### TASK INSTRUCTIONS
Across the listing below, how many lines hold "ingresso"? Reply with the number by itself.

-- BEGIN EXTRACTED ENTRIES --

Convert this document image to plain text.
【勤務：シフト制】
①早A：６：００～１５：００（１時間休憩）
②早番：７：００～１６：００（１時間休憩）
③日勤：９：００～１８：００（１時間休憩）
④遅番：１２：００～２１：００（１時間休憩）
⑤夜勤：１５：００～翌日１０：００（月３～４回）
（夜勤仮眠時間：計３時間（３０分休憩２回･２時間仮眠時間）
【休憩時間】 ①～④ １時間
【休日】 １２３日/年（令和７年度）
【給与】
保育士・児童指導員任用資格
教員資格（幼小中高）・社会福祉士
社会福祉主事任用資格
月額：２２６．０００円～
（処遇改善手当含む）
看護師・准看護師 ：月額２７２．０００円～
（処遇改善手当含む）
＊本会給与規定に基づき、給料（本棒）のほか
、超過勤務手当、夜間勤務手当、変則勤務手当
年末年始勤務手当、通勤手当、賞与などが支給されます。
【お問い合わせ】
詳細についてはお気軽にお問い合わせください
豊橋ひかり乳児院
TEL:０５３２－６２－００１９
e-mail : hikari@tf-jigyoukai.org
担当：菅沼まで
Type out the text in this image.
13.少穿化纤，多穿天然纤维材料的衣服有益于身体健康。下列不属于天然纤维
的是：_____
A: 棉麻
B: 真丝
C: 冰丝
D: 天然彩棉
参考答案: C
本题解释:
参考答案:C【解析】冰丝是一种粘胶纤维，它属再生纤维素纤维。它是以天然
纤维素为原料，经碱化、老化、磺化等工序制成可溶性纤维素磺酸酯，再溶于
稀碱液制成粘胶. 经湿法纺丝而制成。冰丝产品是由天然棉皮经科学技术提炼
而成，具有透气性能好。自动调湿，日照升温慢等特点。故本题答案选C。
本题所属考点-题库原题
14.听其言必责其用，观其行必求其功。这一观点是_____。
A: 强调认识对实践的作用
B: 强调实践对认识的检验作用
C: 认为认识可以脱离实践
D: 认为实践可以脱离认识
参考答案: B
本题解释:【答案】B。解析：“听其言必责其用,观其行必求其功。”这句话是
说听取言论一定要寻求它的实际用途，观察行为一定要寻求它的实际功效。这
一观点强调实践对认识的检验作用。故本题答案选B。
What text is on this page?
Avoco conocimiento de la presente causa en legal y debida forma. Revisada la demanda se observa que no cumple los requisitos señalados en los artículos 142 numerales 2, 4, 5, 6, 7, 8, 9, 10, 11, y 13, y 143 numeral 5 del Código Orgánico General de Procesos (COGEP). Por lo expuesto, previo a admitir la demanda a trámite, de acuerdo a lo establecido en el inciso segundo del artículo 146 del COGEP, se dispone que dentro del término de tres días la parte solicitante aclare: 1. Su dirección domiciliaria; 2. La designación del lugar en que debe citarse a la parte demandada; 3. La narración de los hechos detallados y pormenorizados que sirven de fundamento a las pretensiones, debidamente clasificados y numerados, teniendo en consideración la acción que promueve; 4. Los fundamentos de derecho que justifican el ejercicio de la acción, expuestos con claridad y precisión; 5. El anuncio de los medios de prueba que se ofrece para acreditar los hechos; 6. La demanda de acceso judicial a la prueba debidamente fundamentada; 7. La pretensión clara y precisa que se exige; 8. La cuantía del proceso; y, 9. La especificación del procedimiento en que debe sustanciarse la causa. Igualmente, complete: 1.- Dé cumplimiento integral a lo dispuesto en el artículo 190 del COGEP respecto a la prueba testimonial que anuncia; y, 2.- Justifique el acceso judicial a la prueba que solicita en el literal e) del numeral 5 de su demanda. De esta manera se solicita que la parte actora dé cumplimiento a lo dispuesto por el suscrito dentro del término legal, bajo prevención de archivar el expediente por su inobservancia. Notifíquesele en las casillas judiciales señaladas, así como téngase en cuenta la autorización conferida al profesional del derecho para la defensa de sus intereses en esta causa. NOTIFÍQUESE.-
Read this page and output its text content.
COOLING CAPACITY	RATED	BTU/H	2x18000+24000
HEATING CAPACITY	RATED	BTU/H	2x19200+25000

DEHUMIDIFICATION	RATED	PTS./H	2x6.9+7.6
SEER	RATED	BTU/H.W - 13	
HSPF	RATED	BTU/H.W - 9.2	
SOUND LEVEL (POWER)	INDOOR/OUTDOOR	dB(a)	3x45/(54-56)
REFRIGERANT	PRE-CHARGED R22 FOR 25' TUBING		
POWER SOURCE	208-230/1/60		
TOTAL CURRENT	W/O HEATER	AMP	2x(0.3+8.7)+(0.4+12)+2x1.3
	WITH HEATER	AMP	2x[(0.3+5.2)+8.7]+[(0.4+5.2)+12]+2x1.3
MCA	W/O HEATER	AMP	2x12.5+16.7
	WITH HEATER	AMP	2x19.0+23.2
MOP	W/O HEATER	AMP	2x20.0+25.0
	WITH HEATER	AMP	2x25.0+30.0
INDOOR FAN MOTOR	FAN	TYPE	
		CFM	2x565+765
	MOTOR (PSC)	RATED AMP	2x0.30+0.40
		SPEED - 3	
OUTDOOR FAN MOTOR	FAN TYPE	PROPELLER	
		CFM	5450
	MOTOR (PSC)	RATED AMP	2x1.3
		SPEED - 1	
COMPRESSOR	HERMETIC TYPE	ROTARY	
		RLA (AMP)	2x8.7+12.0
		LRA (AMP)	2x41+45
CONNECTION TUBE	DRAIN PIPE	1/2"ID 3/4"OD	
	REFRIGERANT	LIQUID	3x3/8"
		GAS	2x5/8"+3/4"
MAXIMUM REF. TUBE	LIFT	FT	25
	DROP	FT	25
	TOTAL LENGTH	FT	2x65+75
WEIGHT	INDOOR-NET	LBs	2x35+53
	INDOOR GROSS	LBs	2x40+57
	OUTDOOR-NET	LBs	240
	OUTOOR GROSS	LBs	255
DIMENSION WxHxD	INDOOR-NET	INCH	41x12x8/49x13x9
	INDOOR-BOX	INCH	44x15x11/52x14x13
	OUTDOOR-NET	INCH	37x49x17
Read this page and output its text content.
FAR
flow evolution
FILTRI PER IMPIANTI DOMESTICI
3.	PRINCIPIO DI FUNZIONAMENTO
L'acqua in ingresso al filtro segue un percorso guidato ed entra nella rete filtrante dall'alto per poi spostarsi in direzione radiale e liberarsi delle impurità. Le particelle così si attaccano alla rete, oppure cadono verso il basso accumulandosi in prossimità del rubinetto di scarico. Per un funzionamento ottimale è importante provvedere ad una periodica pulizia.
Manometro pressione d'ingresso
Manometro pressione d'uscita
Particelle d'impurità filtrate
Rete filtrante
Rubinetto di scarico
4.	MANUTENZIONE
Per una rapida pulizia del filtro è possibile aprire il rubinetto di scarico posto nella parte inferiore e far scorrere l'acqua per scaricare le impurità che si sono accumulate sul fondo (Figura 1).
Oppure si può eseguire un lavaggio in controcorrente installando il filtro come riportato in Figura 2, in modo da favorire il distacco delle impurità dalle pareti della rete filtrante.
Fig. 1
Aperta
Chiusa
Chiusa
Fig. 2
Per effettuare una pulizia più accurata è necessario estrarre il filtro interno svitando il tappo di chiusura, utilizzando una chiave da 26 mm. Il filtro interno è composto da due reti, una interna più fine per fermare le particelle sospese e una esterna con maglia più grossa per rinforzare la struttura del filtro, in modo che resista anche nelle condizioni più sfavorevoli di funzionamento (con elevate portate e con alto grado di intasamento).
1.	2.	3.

-- END EXTRACTED ENTRIES --

### CORRECT ANSWER
2